## Directions for this task
Extract every line of the rows below that contains the string "labels", copying each one in full.

## Records supplied
◇ ◇ ◇ ◇ ◇ ◇ ◇
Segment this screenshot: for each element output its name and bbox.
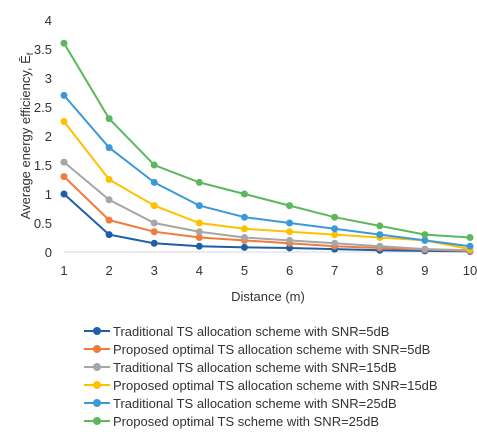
y-tick-label: 1 [45,187,52,202]
data-point [150,202,158,210]
series-line [63,193,471,253]
x-tick-label: 9 [421,263,428,278]
series-3 [60,158,474,254]
y-tick-label: 1.5 [34,158,52,173]
legend-swatch [84,416,110,426]
x-tick-label: 2 [105,263,112,278]
data-point [105,144,113,152]
series-line [63,175,471,252]
y-axis-label-main: Average energy efficiency, Ē [18,55,33,219]
line-chart: 0 0.5 1 1.5 2 2.5 3 3.5 4 1 2 3 4 5 6 7 8 9 10 Distance (m… [18,13,477,304]
data-point [240,225,248,233]
data-point [150,228,158,236]
y-tick-label: 0 [45,245,52,260]
series-line [63,120,471,251]
legend-swatch [84,326,110,336]
data-point [60,158,68,166]
x-tick-label: 10 [463,263,477,278]
x-tick-label: 1 [60,263,67,278]
y-tick-label: 2.5 [34,100,52,115]
data-point [105,176,113,183]
data-point [150,161,158,169]
data-point [195,228,203,236]
data-point [240,243,248,251]
x-tick-label: 6 [286,263,293,278]
data-point [240,234,248,241]
data-point [60,173,68,181]
x-tick-label: 7 [331,263,338,278]
y-tick-label: 2 [45,129,52,144]
legend-item: Proposed optimal TS allocation scheme wi… [84,376,438,394]
series-5 [60,91,474,250]
y-tick-label: 4 [45,13,52,28]
x-tick-label: 8 [376,263,383,278]
legend-label: Proposed optimal TS allocation scheme wi… [113,377,438,393]
legend-item: Proposed optimal TS scheme with SNR=25dB [84,412,438,430]
data-point [195,178,203,186]
data-point [150,239,158,247]
data-point [466,234,474,241]
x-tick-label: 5 [241,263,248,278]
data-point [105,231,113,239]
legend-item: Traditional TS allocation scheme with SN… [84,322,438,340]
data-point [60,118,68,125]
y-axis-label-subscript: f [25,52,35,55]
y-tick-label: 3 [45,71,52,86]
data-point [376,222,384,230]
legend-label: Proposed optimal TS scheme with SNR=25dB [113,413,380,429]
data-point [150,178,158,186]
legend-label: Traditional TS allocation scheme with SN… [113,323,390,339]
data-point [376,231,384,239]
data-point [195,234,203,241]
series-6 [60,39,474,241]
legend-swatch [84,362,110,372]
series-2 [60,173,474,255]
data-point [195,202,203,210]
data-point [105,216,113,224]
x-tick-label: 4 [196,263,203,278]
y-tick-label: 3.5 [34,42,52,57]
legend-label: Traditional TS allocation scheme with SN… [113,395,397,411]
legend-item: Traditional TS allocation scheme with SN… [84,358,438,376]
data-point [286,236,294,244]
data-point [466,242,474,250]
data-point [60,190,68,198]
data-point [286,202,294,210]
data-point [105,115,113,123]
x-axis-label: Distance (m) [231,289,305,304]
data-point [150,219,158,227]
data-point [240,213,248,221]
series-line [63,94,471,248]
legend: Traditional TS allocation scheme with SN… [84,322,438,430]
data-point [376,242,384,250]
legend-item: Traditional TS allocation scheme with SN… [84,394,438,412]
data-point [105,196,113,204]
y-tick-label: 0.5 [34,216,52,231]
data-point [195,219,203,227]
y-axis-label: Average energy efficiency, Ēf [18,52,35,219]
legend-swatch [84,398,110,408]
legend-label: Traditional TS allocation scheme with SN… [113,359,397,375]
data-point [331,225,339,233]
x-tick-label: 3 [151,263,158,278]
data-point [331,213,339,221]
data-point [331,239,339,247]
legend-item: Proposed optimal TS allocation scheme wi… [84,340,438,358]
legend-swatch [84,344,110,354]
series-line [63,42,471,239]
data-point [60,39,68,47]
data-point [286,228,294,236]
data-point [240,190,248,198]
legend-label: Proposed optimal TS allocation scheme wi… [113,341,431,357]
data-point [421,236,429,244]
data-point [195,242,203,250]
data-point [331,231,339,239]
data-point [60,91,68,99]
data-point [421,245,429,253]
legend-swatch [84,380,110,390]
data-point [286,219,294,227]
data-point [421,231,429,239]
series-line [63,161,471,252]
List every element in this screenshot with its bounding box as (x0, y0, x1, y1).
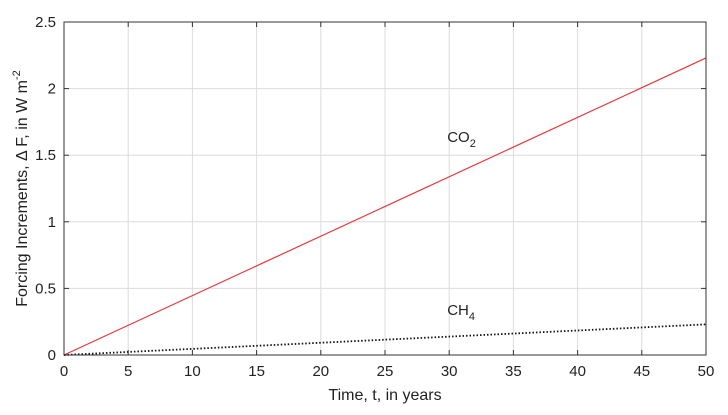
y-tick-label: 0 (48, 347, 56, 364)
series-label-co2: CO2 (447, 129, 476, 150)
y-axis-label: Forcing Increments, Δ F, in W m-2 (11, 70, 31, 307)
y-tick-label: 1.5 (35, 147, 56, 164)
series-line-ch4 (63, 323, 707, 356)
grid (63, 21, 707, 356)
y-axis-label-main: Forcing Increments, Δ F, in W m (14, 80, 31, 307)
series-label-subscript: 2 (470, 138, 476, 150)
x-tick-label: 35 (505, 363, 522, 380)
series-line-co2 (63, 57, 707, 356)
x-tick-label: 5 (124, 363, 132, 380)
y-tick-label: 0.5 (35, 280, 56, 297)
y-tick-label: 2 (48, 81, 56, 98)
x-tick-label: 50 (698, 363, 715, 380)
y-tick-label: 1 (48, 214, 56, 231)
x-tick-label: 15 (248, 363, 265, 380)
x-tick-label: 30 (441, 363, 458, 380)
y-axis-label-superscript: -2 (11, 70, 23, 80)
series-label-base: CO (447, 129, 470, 146)
series-label-base: CH (447, 302, 469, 319)
tick-labels: 0 5 10 15 20 25 30 35 40 45 50 0 0.5 1 1.5 2 2.5 (35, 14, 714, 380)
series-lines (63, 57, 707, 356)
y-tick-label: 2.5 (35, 14, 56, 31)
x-axis-label: Time, t, in years (328, 387, 441, 404)
x-tick-label: 20 (312, 363, 329, 380)
x-tick-label: 10 (184, 363, 201, 380)
x-tick-label: 25 (377, 363, 394, 380)
series-labels: CO2 CH4 (447, 129, 476, 323)
series-label-subscript: 4 (469, 311, 475, 323)
x-tick-label: 45 (633, 363, 650, 380)
x-tick-label: 40 (569, 363, 586, 380)
series-label-ch4: CH4 (447, 302, 475, 323)
x-tick-label: 0 (60, 363, 68, 380)
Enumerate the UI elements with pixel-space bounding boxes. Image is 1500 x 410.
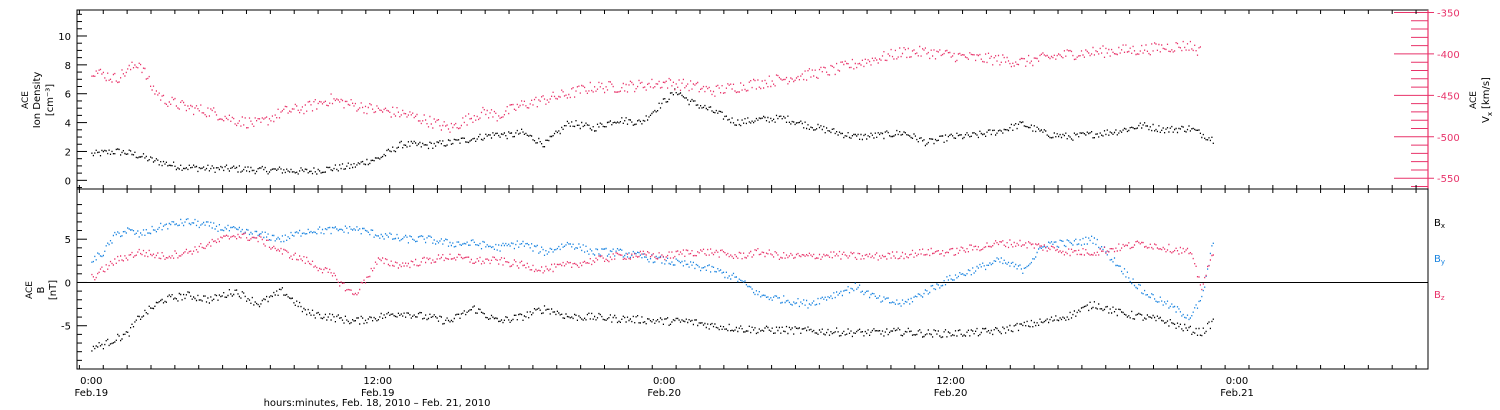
ylabel-right-symbol: V — [1481, 116, 1492, 123]
ylabel-right-line2: Vx [km/s] — [1481, 77, 1494, 123]
series-bx — [91, 287, 1214, 352]
legend-bx-name: B — [1434, 218, 1441, 229]
x-axis-title: hours:minutes, Feb. 18, 2010 – Feb. 21, … — [264, 398, 491, 409]
ylabel-line2: B — [36, 286, 47, 293]
ylabel-line3: [cm⁻³] — [45, 84, 56, 116]
legend-bx: Bx — [1434, 218, 1445, 230]
series-vx — [91, 40, 1201, 133]
ytick-label-right: -400 — [1437, 50, 1460, 61]
ytick-label-left: 6 — [65, 90, 71, 101]
ytick-label-right: -550 — [1437, 174, 1460, 185]
series-density — [91, 88, 1214, 175]
xtick-date-0: Feb.19 — [75, 388, 109, 399]
bottom-left-ticks: -5 0 5 — [61, 204, 87, 361]
top-left-ticks: 0 2 4 6 8 10 — [58, 13, 87, 189]
legend-bz: Bz — [1434, 290, 1445, 302]
xtick-date-1: Feb.19 — [361, 388, 395, 399]
ylabel-line2: Ion Density — [32, 72, 43, 129]
ytick-label-left: 4 — [65, 119, 71, 130]
ytick-label-right: -450 — [1437, 91, 1460, 102]
legend-bz-sub: z — [1441, 294, 1445, 302]
legend-by: By — [1434, 254, 1445, 266]
ytick-label-left: 0 — [65, 176, 71, 187]
ytick-label-left: 2 — [65, 147, 71, 158]
legend-bz-name: B — [1434, 290, 1441, 301]
xtick-time-4: 0:00 — [1226, 376, 1248, 387]
xtick-date-2: Feb.20 — [647, 388, 681, 399]
xtick-time-1: 12:00 — [363, 376, 392, 387]
series-bz-points — [91, 232, 1214, 296]
ytick-label-right: -350 — [1437, 8, 1460, 19]
xtick-date-3: Feb.20 — [934, 388, 968, 399]
ytick-label-left: 0 — [65, 278, 71, 289]
ytick-label-left: -5 — [61, 322, 71, 333]
series-vx-points — [91, 40, 1201, 133]
ylabel-right-sub: x — [1486, 112, 1494, 116]
xtick-date-4: Feb.21 — [1220, 388, 1254, 399]
ylabel-line3: [nT] — [48, 280, 59, 300]
series-bx-points — [91, 287, 1214, 352]
ylabel-right-unit: [km/s] — [1481, 77, 1492, 109]
series-density-points — [91, 88, 1214, 175]
bottom-ylabel-left: ACE B [nT] — [25, 280, 59, 300]
series-bz — [91, 232, 1214, 296]
legend-bx-sub: x — [1441, 222, 1445, 230]
xtick-time-3: 12:00 — [936, 376, 965, 387]
top-ylabel-left: ACE Ion Density [cm⁻³] — [21, 72, 56, 129]
ylabel-line1: ACE — [25, 281, 35, 299]
ytick-label-right: -500 — [1437, 133, 1460, 144]
ytick-label-left: 8 — [65, 61, 71, 72]
top-right-ticks: -350 -400 -450 -500 -550 — [1394, 8, 1460, 189]
xtick-time-0: 0:00 — [80, 376, 102, 387]
series-by — [91, 218, 1214, 321]
xtick-time-2: 0:00 — [653, 376, 675, 387]
ytick-label-left: 10 — [58, 32, 71, 43]
ylabel-line1: ACE — [21, 91, 31, 109]
legend-by-name: B — [1434, 254, 1441, 265]
series-by-points — [91, 218, 1214, 321]
ytick-label-left: 5 — [65, 235, 71, 246]
x-axis: 0:00Feb.1912:00Feb.190:00Feb.2012:00Feb.… — [75, 376, 1254, 399]
legend-by-sub: y — [1441, 258, 1445, 266]
bottom-frame — [76, 188, 1429, 370]
ylabel-right-line1: ACE — [1469, 91, 1479, 109]
top-frame — [76, 9, 1429, 190]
◇ ◇ ◇ ◇ ◇ ◇ ◇
## Response for this exercise
tick-labels: 0 5 10 15 20 25 30 35 40 45 50 0 0.5 1 1.5 2 2.5 (35, 14, 714, 380)
series-labels: CO2 CH4 (447, 129, 476, 323)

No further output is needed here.